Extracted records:
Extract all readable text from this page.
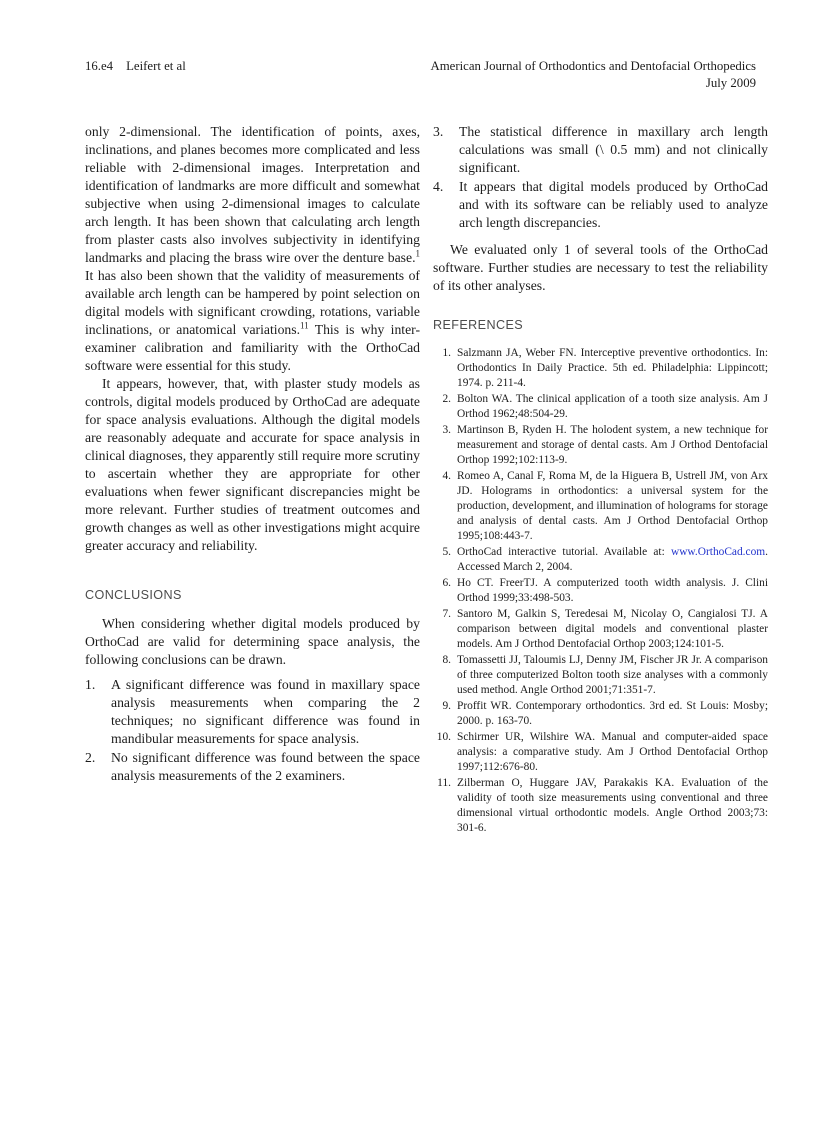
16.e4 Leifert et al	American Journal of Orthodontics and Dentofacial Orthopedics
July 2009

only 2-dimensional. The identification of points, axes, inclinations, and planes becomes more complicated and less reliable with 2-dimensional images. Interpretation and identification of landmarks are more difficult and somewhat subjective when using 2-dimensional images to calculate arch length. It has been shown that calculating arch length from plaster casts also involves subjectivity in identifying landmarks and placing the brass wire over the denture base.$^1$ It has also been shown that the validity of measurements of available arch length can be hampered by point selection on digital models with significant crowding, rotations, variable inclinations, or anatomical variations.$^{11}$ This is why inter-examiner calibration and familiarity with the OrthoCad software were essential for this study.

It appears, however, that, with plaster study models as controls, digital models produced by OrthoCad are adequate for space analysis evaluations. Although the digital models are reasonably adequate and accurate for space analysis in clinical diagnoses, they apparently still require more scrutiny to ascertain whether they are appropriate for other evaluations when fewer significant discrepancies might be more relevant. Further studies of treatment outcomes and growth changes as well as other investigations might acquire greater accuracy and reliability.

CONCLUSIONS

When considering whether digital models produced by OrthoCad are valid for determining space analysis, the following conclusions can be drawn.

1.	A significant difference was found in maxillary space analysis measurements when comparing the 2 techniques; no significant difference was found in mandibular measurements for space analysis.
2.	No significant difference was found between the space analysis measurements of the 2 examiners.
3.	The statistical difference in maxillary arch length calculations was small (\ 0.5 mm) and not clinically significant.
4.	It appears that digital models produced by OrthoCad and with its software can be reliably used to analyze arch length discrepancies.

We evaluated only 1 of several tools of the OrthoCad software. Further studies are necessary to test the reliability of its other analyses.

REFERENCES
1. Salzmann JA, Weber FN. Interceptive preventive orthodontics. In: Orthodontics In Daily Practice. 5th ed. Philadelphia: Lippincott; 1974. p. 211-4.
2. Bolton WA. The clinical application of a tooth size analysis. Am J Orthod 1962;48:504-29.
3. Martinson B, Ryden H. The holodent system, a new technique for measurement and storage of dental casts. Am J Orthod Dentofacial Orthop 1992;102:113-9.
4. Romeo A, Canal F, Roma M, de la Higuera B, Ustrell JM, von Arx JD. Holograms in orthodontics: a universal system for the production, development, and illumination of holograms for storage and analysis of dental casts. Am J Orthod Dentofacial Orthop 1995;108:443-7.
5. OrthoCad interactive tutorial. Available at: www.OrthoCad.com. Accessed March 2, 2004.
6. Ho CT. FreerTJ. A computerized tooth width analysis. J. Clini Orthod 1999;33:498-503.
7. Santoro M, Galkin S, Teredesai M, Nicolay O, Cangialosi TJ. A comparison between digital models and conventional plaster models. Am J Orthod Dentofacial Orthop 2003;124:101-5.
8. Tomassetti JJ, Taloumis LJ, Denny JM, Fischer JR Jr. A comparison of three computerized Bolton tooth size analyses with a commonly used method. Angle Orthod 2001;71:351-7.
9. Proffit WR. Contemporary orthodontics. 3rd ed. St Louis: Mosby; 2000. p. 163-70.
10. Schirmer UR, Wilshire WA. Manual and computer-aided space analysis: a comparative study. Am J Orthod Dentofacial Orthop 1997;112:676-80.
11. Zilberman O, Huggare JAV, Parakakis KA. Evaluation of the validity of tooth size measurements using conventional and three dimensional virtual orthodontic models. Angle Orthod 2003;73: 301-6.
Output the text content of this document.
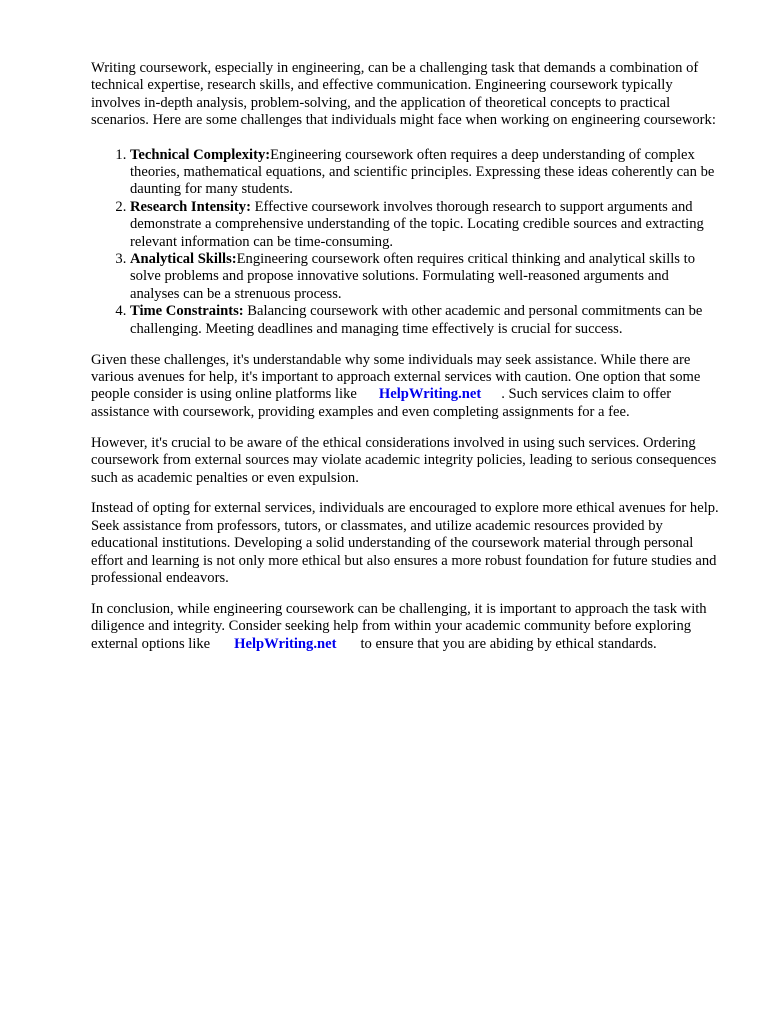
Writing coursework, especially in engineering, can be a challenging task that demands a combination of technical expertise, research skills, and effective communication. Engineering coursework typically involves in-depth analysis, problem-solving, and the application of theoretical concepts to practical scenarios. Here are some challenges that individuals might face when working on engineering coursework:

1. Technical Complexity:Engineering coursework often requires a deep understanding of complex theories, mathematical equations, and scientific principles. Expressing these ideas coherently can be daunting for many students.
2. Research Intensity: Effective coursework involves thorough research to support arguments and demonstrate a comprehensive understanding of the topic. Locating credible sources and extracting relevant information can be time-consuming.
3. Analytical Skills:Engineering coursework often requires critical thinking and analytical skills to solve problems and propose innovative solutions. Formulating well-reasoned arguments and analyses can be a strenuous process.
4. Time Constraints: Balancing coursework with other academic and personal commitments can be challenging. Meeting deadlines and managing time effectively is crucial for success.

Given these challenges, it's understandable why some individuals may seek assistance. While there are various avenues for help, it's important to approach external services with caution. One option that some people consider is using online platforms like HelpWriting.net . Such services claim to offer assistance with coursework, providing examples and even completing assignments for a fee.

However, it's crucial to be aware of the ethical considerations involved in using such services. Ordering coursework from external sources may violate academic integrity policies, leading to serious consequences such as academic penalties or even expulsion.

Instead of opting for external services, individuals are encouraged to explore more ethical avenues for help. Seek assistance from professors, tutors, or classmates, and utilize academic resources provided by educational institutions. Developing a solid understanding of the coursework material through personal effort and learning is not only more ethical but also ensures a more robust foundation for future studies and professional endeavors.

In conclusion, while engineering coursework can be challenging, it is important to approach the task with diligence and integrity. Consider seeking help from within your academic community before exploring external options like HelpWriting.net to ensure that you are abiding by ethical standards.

---

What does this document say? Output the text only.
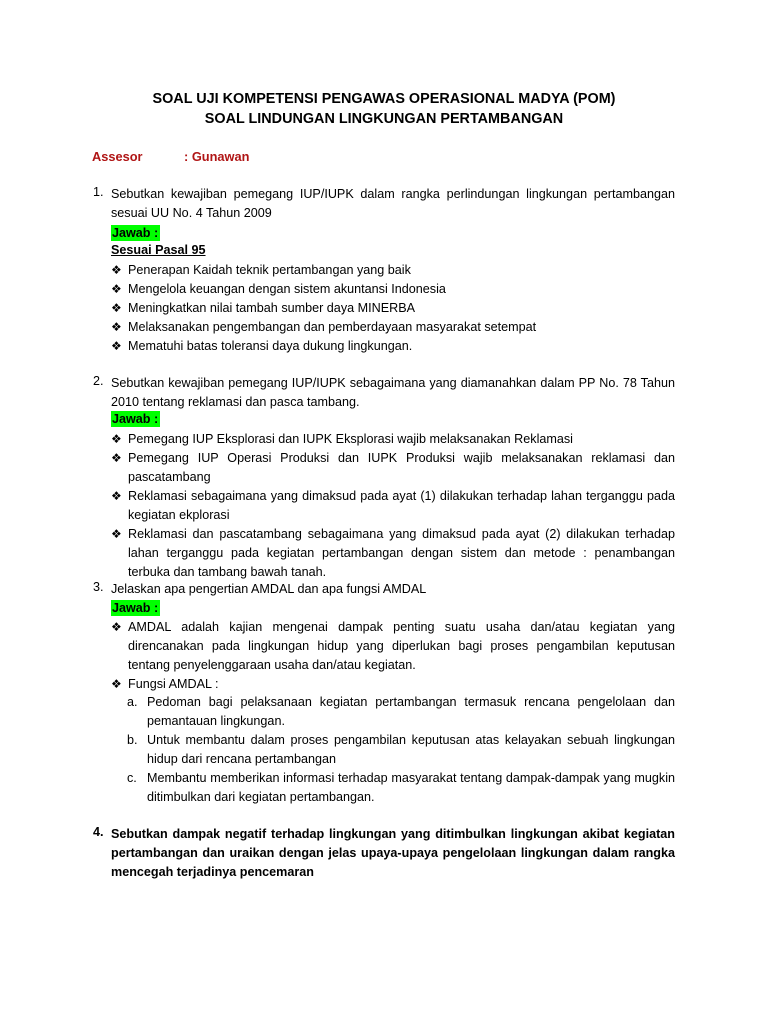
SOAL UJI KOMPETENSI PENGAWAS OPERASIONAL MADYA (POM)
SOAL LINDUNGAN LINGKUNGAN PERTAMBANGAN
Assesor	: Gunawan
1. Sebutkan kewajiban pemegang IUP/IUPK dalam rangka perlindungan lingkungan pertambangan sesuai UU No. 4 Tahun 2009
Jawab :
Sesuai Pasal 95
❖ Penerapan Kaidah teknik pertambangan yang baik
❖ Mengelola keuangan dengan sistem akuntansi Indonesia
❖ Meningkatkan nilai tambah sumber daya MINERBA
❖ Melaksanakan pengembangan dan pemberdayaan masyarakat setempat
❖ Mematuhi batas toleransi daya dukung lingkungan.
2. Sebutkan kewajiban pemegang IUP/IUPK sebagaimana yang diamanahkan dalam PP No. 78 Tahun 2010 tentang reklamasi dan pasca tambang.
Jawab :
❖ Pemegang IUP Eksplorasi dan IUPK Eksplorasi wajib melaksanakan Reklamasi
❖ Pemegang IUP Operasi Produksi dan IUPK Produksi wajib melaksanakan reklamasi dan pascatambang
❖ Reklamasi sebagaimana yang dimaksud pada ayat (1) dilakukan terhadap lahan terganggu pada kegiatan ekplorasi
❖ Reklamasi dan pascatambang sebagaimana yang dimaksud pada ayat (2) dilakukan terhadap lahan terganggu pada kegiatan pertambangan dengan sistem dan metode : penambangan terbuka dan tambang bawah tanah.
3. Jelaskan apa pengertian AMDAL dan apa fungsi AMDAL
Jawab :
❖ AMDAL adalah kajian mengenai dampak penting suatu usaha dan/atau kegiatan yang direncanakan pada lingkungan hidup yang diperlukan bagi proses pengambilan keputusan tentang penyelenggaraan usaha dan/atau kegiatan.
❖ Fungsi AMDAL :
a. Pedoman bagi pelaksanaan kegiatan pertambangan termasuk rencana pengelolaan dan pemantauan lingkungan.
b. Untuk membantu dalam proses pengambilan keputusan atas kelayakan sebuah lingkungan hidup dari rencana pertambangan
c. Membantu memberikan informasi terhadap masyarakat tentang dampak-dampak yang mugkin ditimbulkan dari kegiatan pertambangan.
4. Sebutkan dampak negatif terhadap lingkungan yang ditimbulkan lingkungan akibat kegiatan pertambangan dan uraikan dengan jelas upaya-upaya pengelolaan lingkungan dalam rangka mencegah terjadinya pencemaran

STATED PROBLEM:
Determine the number of lines in the data that contain "rangka" as a word or string, and state only that number.

TASK ANSWER:
2